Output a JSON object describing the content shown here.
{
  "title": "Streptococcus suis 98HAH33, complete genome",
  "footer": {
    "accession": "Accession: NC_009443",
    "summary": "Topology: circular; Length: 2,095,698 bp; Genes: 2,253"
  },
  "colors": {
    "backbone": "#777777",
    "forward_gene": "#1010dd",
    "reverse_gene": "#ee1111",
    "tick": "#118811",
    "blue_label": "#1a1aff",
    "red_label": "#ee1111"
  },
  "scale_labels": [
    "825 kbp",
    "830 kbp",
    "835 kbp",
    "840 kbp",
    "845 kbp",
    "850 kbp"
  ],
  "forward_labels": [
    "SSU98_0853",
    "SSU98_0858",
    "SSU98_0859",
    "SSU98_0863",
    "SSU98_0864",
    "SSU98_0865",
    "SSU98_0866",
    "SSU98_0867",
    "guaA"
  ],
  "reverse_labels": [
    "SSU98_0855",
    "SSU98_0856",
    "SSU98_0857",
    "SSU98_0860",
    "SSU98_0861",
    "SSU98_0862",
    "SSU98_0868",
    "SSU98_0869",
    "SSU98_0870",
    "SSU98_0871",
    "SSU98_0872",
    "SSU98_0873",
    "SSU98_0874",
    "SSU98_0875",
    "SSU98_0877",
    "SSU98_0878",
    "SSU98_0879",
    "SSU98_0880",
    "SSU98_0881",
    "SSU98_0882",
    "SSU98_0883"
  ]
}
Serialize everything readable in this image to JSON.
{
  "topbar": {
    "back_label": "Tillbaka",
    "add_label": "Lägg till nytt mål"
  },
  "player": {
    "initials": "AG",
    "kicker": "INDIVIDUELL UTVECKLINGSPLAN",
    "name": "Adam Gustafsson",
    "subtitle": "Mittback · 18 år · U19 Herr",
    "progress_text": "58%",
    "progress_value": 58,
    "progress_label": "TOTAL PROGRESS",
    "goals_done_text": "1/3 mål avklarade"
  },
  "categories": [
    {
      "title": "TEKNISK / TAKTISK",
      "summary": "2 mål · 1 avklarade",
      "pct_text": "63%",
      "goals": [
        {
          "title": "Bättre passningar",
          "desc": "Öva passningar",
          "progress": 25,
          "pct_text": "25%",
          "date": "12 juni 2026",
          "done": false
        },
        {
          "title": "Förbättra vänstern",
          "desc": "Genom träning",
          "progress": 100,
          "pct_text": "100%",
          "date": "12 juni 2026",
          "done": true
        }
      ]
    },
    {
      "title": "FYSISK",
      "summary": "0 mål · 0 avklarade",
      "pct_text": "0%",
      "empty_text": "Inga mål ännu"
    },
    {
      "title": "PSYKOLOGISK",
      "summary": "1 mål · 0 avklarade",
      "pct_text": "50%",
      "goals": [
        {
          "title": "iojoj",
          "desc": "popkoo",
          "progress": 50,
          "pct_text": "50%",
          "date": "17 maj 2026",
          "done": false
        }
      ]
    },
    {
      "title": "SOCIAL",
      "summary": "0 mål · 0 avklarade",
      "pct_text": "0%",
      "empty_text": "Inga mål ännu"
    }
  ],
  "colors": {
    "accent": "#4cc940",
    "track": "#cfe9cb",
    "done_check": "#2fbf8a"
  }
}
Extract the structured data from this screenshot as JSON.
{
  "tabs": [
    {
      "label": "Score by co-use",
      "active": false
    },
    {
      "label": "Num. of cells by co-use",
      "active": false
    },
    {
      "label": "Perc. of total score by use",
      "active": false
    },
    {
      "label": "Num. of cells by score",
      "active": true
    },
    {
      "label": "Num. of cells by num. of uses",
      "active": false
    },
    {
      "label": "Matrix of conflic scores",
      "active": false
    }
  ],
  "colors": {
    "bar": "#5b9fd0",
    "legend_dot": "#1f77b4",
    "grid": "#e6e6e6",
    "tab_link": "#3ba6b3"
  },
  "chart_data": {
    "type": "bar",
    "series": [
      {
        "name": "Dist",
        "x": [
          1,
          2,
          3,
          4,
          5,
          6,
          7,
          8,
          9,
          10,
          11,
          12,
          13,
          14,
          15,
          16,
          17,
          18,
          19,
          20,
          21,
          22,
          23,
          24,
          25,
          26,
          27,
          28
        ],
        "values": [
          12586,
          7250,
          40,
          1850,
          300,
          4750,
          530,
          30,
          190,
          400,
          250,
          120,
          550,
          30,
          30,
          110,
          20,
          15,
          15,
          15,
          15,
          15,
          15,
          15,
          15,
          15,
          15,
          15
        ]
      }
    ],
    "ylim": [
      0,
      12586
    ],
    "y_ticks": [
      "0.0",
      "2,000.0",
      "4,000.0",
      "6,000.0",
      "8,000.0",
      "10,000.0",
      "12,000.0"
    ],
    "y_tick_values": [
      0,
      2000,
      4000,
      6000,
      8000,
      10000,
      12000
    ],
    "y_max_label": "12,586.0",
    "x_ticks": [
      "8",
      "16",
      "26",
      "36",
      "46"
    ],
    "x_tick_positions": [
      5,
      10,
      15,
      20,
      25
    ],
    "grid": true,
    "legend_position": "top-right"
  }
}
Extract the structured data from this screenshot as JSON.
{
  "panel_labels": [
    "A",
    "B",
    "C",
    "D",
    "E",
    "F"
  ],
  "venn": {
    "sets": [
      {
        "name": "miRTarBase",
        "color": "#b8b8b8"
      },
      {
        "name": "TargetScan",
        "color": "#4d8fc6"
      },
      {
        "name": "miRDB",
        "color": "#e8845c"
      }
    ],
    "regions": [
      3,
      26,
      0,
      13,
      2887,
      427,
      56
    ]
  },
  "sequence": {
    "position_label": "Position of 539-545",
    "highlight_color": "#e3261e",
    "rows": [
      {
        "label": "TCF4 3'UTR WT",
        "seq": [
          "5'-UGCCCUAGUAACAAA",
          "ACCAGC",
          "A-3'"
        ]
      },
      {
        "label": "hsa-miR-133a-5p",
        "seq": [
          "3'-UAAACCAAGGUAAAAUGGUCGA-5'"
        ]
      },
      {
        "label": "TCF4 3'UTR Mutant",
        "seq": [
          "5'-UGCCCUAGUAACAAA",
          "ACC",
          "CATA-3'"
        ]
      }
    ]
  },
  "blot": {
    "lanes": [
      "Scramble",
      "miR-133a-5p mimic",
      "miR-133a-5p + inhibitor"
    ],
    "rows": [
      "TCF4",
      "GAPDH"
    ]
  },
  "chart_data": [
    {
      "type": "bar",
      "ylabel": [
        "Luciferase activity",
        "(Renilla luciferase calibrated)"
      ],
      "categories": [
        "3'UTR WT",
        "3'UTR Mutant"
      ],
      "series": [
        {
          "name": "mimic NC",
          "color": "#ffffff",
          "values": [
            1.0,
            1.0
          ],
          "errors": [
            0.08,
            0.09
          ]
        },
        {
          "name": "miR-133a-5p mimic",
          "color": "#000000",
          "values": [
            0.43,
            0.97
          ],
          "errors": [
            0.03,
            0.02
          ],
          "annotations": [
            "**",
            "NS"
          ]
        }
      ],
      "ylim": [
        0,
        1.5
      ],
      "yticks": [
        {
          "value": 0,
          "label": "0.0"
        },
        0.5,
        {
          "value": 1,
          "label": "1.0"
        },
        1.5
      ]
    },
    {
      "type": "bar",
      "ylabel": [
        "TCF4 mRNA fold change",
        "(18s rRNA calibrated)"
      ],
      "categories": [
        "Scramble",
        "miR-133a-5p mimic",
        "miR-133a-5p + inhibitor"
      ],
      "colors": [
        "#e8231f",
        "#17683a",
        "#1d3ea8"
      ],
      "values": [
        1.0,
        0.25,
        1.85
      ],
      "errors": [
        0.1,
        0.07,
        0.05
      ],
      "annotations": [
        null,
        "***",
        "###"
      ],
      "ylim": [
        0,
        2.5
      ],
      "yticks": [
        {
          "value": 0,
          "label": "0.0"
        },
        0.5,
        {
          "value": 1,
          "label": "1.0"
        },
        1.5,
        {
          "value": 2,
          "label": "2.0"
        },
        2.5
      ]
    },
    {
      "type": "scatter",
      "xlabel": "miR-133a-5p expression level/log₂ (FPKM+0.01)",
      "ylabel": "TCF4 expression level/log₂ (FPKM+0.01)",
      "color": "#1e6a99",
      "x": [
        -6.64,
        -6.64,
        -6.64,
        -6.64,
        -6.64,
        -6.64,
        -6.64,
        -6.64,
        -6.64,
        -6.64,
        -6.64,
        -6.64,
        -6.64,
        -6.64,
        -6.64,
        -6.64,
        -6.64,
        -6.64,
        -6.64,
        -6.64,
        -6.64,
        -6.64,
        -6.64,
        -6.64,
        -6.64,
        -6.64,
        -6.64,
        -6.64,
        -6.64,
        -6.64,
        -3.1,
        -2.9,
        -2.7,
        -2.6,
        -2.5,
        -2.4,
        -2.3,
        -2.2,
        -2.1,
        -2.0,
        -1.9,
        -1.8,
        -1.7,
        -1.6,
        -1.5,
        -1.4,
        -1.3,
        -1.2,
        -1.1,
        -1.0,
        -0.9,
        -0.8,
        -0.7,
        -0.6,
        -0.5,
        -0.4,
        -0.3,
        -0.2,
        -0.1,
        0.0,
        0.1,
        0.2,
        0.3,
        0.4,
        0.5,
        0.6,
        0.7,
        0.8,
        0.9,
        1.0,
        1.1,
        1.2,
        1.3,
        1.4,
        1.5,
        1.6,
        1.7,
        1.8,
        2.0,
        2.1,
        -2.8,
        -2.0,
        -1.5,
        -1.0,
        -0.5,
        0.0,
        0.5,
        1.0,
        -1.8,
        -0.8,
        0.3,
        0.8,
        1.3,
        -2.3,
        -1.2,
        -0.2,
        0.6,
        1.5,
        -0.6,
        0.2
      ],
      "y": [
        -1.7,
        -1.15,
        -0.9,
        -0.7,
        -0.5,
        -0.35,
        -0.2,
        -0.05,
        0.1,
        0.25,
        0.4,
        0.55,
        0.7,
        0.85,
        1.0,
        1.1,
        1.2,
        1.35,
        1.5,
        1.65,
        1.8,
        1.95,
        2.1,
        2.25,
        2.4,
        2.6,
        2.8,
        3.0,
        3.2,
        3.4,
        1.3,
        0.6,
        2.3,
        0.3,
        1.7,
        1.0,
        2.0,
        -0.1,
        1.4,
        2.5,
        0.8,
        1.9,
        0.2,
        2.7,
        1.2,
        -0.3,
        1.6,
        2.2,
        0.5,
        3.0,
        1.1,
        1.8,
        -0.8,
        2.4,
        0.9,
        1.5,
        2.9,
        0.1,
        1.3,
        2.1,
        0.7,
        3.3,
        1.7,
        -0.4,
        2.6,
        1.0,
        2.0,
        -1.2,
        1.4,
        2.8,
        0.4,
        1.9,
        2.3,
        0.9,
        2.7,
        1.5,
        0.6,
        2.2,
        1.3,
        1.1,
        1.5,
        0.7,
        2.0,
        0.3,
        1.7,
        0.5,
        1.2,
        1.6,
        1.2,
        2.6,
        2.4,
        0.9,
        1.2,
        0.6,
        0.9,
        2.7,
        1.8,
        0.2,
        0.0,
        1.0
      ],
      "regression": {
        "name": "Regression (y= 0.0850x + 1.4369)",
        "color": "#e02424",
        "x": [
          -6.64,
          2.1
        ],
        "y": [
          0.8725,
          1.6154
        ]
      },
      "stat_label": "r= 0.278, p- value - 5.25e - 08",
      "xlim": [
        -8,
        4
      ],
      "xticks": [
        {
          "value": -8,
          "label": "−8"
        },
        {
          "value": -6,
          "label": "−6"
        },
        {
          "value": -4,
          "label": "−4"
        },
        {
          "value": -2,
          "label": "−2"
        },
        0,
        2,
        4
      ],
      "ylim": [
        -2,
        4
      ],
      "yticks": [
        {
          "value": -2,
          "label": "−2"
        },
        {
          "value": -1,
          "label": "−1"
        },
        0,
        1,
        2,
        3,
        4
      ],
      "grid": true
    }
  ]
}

****************

» **WHAT YOU HAVE TO DO**
Pull every line with the string "log₂" from the data above.

» **ANSWER BOX**
      "xlabel": "miR-133a-5p expression level/log₂ (FPKM+0.01)",
      "ylabel": "TCF4 expression level/log₂ (FPKM+0.01)",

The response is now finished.